* START Given data *
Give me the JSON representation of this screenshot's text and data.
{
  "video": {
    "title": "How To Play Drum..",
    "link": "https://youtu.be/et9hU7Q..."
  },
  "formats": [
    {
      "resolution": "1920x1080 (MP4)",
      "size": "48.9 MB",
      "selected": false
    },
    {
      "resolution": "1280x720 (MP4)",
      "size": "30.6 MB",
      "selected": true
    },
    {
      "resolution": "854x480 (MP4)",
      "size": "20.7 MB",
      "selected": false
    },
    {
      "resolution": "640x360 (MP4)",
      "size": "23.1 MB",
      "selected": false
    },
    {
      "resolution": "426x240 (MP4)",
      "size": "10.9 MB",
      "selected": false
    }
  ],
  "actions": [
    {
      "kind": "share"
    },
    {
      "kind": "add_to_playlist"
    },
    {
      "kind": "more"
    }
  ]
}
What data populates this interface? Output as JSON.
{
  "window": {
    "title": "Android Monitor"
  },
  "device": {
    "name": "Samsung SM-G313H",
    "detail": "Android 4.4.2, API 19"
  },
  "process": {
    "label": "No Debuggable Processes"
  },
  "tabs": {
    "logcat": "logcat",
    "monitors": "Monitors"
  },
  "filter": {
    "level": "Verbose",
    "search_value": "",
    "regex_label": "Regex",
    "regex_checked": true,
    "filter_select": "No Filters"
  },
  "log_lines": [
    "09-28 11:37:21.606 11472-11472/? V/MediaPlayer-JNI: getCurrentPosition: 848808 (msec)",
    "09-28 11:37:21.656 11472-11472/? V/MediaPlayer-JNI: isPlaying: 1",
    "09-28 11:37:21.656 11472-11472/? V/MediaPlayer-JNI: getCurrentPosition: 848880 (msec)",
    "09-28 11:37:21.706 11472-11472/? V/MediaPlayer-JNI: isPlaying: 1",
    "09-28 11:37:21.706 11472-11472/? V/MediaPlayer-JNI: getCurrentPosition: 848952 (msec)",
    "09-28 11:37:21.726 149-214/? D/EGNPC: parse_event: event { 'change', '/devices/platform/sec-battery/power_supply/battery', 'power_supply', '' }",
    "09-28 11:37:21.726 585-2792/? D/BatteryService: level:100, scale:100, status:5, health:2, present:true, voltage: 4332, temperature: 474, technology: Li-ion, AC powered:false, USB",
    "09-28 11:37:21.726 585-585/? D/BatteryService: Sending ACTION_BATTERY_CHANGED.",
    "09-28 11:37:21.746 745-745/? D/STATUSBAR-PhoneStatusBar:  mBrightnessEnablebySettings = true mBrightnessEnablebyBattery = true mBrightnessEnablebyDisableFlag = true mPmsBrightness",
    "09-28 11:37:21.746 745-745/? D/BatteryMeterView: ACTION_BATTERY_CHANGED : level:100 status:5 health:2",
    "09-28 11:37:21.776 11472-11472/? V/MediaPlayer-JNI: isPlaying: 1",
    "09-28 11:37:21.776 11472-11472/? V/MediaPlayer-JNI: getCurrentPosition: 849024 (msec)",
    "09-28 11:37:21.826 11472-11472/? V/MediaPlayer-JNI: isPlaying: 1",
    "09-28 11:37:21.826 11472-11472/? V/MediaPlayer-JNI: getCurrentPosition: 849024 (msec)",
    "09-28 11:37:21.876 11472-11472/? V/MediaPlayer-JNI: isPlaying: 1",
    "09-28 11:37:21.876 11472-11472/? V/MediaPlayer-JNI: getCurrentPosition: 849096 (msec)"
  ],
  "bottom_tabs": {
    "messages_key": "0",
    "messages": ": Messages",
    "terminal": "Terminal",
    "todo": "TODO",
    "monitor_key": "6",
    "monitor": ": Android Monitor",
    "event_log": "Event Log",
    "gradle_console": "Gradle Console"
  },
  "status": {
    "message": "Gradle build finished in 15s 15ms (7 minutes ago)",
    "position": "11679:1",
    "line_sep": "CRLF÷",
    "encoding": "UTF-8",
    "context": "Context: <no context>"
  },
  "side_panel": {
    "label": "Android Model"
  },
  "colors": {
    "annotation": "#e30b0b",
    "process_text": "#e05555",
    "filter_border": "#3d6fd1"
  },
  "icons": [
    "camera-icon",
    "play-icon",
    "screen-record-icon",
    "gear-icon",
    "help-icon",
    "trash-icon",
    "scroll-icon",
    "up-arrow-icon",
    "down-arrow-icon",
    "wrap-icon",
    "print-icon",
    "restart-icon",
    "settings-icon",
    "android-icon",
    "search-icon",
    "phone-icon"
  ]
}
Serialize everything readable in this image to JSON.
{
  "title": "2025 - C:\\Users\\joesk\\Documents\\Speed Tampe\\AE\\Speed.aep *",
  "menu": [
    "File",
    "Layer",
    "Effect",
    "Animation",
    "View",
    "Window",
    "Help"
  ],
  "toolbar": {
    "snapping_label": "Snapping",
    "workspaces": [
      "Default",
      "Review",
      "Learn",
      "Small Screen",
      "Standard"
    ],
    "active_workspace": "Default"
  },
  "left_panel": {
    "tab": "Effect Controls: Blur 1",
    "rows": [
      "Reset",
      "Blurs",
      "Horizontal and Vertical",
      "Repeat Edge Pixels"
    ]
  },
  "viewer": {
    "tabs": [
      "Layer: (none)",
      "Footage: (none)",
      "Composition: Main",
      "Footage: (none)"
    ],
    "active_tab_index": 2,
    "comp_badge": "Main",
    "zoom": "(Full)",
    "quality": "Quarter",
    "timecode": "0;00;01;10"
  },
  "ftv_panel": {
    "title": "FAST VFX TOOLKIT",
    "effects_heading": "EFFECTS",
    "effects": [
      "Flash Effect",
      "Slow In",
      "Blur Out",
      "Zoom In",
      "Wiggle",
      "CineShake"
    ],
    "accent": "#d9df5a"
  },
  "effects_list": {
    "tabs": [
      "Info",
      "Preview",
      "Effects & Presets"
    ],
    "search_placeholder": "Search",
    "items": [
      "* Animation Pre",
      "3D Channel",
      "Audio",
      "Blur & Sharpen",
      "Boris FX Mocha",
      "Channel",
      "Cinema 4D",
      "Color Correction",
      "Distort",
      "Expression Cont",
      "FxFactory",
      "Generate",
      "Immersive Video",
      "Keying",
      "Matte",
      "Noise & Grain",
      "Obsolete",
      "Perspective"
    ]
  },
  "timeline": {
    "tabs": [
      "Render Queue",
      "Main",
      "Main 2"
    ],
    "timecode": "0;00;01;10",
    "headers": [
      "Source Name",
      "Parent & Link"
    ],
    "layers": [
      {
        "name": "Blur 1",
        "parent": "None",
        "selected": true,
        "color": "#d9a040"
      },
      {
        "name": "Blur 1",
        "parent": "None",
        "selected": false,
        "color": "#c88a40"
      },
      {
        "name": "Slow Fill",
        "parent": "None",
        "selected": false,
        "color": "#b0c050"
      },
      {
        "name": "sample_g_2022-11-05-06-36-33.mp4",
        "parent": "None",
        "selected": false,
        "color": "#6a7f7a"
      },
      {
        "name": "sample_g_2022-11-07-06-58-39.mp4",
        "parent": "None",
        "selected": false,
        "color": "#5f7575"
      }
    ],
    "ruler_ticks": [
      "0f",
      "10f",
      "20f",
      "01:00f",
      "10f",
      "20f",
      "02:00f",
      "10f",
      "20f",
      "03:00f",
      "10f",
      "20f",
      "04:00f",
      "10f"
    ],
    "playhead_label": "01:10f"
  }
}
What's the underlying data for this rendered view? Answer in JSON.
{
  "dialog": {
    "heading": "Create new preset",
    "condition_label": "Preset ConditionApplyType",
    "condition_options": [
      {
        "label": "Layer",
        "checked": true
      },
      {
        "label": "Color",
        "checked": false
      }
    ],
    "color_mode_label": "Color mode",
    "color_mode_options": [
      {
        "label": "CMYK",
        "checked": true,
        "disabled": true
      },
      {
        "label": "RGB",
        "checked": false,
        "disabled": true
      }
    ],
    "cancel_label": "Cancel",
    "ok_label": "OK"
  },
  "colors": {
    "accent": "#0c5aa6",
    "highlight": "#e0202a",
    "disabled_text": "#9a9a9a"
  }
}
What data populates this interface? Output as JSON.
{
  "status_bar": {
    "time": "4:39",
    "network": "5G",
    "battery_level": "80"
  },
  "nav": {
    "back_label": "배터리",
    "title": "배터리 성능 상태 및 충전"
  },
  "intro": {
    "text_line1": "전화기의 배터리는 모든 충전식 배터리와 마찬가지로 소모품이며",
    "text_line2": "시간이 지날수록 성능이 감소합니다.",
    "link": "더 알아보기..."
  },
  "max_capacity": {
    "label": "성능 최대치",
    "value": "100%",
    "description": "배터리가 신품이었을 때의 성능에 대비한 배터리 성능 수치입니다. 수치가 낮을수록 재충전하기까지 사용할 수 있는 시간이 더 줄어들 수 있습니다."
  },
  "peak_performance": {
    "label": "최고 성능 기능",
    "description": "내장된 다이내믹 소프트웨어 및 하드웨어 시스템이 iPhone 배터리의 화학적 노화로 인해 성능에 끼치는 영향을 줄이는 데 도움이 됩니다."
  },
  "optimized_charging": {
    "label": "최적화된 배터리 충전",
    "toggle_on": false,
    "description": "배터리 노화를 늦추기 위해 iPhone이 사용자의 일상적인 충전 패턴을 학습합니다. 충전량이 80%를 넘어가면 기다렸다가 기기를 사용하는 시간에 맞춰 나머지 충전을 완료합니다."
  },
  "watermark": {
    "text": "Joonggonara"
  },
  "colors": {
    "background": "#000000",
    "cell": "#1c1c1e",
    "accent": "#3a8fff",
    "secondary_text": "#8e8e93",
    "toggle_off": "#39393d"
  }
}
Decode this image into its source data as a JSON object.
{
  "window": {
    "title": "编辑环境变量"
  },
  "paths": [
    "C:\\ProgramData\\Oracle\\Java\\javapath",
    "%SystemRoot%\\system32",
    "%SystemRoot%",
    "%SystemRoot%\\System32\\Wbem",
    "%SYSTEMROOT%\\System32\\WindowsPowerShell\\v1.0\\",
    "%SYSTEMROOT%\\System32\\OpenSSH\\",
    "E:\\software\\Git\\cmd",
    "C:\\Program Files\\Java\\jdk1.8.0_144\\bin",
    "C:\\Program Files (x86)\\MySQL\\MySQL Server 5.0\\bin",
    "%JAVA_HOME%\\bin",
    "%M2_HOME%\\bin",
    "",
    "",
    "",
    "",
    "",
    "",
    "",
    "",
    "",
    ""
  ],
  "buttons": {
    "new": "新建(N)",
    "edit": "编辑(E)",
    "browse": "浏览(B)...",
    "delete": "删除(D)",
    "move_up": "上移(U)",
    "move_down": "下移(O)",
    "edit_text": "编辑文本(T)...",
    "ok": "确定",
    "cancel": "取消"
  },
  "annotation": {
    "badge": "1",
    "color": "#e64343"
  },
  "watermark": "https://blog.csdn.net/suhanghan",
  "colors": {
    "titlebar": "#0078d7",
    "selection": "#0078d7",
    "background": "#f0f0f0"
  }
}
* END Given data *
=== Problem ===
Copy exactly, and only, the lines from the one containing "Decode this image" through the last line of the listing.

=== Finished exercise ===
Decode this image into its source data as a JSON object.
{
  "window": {
    "title": "编辑环境变量"
  },
  "paths": [
    "C:\\ProgramData\\Oracle\\Java\\javapath",
    "%SystemRoot%\\system32",
    "%SystemRoot%",
    "%SystemRoot%\\System32\\Wbem",
    "%SYSTEMROOT%\\System32\\WindowsPowerShell\\v1.0\\",
    "%SYSTEMROOT%\\System32\\OpenSSH\\",
    "E:\\software\\Git\\cmd",
    "C:\\Program Files\\Java\\jdk1.8.0_144\\bin",
    "C:\\Program Files (x86)\\MySQL\\MySQL Server 5.0\\bin",
    "%JAVA_HOME%\\bin",
    "%M2_HOME%\\bin",
    "",
    "",
    "",
    "",
    "",
    "",
    "",
    "",
    "",
    ""
  ],
  "buttons": {
    "new": "新建(N)",
    "edit": "编辑(E)",
    "browse": "浏览(B)...",
    "delete": "删除(D)",
    "move_up": "上移(U)",
    "move_down": "下移(O)",
    "edit_text": "编辑文本(T)...",
    "ok": "确定",
    "cancel": "取消"
  },
  "annotation": {
    "badge": "1",
    "color": "#e64343"
  },
  "watermark": "https://blog.csdn.net/suhanghan",
  "colors": {
    "titlebar": "#0078d7",
    "selection": "#0078d7",
    "background": "#f0f0f0"
  }
}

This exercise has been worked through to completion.